▸ **SELECTED EXTRACT**:

╔══

The charging boost for the d.h.w. setpoint can be set on operating line 116. This is the difference between the heat demand to the heating medium (setpoint) and the setpoint of the d.h.w. in the storage tank.

18.4.2 Flow temperature boost

The boost for the mixing valve or the heat exchanger in the d.h.w. circuit can be set on operating line 118. In the case of direct d.h.w. heating via heat exchanger (plant types x–4), the charging boost is also set on this operating line because the heat exchanger is external.

18.5 Maximum setpoint of the d.h.w. temperature

On operating line 117, the maximum d.h.w. setpoint that can be set on operating line 4 is defined. Depending on the type of plant, the setting range is as follows:

Plant type Minimum setting value Maximum setting value

1–3, 1–9, 2–1, 2–2, 3–1, 4–9

1–4, 1–8, 2–6, 4–4, 4–8

Reduced setpoint (setting on operating line 42)

Minimum selection from:

• Setting value on operating line 117

• Sum of setting values on operating

lines 116 and 176 (maximum limit value of return temperature with d.h.w. charging)

Setting value on operating line 117

In any case, the setting range is limited at a maximum of 100 °C.

╚══

▸ **GIVEN RECORDS**:
╔══

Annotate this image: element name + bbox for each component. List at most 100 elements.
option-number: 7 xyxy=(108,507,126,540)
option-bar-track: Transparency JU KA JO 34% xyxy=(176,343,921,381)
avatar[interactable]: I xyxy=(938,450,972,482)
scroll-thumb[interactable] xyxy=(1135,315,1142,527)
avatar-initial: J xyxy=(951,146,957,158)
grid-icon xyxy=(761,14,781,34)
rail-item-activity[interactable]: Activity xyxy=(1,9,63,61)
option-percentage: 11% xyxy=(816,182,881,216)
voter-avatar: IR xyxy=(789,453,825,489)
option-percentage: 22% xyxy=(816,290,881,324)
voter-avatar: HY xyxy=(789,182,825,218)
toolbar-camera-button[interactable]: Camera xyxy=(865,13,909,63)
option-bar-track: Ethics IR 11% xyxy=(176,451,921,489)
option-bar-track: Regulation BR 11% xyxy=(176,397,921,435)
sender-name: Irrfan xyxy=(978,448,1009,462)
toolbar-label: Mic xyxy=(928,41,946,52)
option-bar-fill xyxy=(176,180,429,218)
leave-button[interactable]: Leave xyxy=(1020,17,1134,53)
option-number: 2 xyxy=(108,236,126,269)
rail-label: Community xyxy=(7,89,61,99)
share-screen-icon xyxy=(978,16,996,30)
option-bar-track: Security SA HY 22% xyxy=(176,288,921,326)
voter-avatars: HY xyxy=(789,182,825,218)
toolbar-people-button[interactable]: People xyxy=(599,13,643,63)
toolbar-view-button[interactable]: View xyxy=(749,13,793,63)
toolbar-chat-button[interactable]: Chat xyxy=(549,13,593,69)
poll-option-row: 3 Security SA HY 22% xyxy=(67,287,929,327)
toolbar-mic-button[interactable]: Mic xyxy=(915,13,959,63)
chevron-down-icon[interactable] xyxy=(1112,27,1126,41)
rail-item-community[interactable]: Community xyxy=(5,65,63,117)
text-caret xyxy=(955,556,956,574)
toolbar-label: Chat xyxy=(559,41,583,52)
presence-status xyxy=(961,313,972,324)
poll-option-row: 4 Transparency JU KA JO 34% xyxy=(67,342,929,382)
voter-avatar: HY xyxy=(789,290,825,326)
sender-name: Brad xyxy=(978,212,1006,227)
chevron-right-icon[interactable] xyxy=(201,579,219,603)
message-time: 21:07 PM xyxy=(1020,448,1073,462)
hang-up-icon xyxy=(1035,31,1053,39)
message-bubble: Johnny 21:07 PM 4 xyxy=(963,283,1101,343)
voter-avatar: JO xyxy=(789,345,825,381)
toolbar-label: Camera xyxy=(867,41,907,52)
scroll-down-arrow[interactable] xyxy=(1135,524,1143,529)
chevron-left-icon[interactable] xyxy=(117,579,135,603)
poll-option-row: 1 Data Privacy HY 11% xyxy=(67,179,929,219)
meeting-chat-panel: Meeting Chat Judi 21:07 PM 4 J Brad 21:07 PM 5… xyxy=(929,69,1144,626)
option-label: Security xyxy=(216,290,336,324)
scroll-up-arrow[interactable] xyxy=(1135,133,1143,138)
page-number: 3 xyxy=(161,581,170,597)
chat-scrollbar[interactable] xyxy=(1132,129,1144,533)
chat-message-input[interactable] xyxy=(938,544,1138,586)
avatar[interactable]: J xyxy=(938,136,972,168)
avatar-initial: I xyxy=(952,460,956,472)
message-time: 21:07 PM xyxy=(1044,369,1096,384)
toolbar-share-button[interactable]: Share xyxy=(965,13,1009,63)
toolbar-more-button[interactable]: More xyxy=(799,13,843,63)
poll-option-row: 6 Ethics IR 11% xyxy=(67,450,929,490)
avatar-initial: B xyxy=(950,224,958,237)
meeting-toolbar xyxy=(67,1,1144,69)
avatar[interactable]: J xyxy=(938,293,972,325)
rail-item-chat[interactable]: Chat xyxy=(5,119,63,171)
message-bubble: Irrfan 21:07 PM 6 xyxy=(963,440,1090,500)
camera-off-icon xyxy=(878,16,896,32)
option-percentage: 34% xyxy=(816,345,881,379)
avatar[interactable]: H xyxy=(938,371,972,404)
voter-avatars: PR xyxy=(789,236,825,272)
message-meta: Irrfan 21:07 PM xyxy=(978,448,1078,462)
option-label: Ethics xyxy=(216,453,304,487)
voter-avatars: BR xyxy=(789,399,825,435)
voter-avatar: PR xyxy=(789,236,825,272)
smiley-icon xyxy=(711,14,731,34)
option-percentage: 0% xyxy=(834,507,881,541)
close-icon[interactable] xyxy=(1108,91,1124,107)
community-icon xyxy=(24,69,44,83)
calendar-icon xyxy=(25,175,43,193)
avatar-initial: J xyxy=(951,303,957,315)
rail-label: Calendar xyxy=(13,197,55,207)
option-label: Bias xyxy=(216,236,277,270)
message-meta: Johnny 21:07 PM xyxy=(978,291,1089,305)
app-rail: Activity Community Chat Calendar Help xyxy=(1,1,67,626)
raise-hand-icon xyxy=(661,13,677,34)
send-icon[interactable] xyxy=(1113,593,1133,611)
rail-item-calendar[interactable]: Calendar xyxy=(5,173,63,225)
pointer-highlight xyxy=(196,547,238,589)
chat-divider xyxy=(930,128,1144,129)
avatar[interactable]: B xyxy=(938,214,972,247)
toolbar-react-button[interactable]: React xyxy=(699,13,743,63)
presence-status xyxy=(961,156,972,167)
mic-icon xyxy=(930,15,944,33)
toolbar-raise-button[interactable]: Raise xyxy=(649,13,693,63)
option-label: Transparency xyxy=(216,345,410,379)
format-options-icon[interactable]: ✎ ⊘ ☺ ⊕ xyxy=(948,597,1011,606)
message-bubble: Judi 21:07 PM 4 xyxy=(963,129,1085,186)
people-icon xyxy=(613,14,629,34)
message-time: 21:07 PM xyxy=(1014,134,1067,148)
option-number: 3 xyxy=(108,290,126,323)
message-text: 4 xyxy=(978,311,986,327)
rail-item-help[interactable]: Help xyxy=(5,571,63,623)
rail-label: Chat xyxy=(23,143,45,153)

╚══

▸ **TASK GOAL**:
Pick up the manual section on d.h.w. temperature settings above and continue it from its last sentence.

▸ **OUTPUT OF THE EXERCISE**:
18.6 D.h.w. charging with two storage tank sensors

With the plant types using a d.h.w. storage tank, the storage tank temperature can be acquired with one or 2 sensors (B31 and B32). When using two storage tank sensors, the amount by which the setpoint of the colder storage tank sensor is lower than that of the warmer sensor can be set on operating line 119. When 2 sensors are used, the switch-off criterion for d.h.w. charging is reached when

• the sensor with the higher temperature has attained the d.h.w. setpoint, and

• the sensor with the lower temperature has attained the reduced d.h.w. setpoint.

The ”reduced setpoint” for the sensor with the lower temperature allows the secondary return temperature to be kept low until the end of d.h.w. charging, in spite of mixing in the stratification tank. The switching differential of the d.h.w. temperature still applies.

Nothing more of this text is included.